• Short exercise
Which rows below contain the string "每违反一次"? Copy out every one of them in full.

• Excerpted data

=====

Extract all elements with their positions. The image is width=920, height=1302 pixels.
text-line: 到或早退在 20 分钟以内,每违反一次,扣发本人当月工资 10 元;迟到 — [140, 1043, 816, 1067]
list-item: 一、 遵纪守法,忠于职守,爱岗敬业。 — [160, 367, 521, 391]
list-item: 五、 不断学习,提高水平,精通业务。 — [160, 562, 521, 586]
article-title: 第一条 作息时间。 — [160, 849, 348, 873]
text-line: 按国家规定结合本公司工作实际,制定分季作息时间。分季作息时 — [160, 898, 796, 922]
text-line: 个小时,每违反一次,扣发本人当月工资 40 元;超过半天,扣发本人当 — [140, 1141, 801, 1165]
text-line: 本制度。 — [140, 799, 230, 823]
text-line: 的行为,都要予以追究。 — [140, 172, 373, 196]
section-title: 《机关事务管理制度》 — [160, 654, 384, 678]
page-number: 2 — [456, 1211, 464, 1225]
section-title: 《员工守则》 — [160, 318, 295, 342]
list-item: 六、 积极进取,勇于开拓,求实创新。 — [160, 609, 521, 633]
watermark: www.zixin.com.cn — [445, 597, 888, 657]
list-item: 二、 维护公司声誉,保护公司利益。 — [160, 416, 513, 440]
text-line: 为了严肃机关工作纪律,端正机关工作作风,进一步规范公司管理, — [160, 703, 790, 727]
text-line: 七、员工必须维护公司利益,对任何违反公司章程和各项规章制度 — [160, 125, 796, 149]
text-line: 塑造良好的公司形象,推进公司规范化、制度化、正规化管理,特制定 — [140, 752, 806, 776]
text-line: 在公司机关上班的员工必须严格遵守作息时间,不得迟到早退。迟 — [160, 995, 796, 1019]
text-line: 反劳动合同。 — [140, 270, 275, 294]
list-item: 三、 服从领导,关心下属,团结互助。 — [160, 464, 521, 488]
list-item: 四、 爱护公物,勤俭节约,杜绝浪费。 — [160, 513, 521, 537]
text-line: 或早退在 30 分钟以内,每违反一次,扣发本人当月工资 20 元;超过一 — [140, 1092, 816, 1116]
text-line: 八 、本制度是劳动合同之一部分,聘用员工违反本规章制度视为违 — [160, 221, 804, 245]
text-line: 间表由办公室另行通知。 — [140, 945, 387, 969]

=====

• Response
text-line: 到或早退在 20 分钟以内,每违反一次,扣发本人当月工资 10 元;迟到 — [140, 1043, 816, 1067]
text-line: 个小时,每违反一次,扣发本人当月工资 40 元;超过半天,扣发本人当 — [140, 1141, 801, 1165]
text-line: 或早退在 30 分钟以内,每违反一次,扣发本人当月工资 20 元;超过一 — [140, 1092, 816, 1116]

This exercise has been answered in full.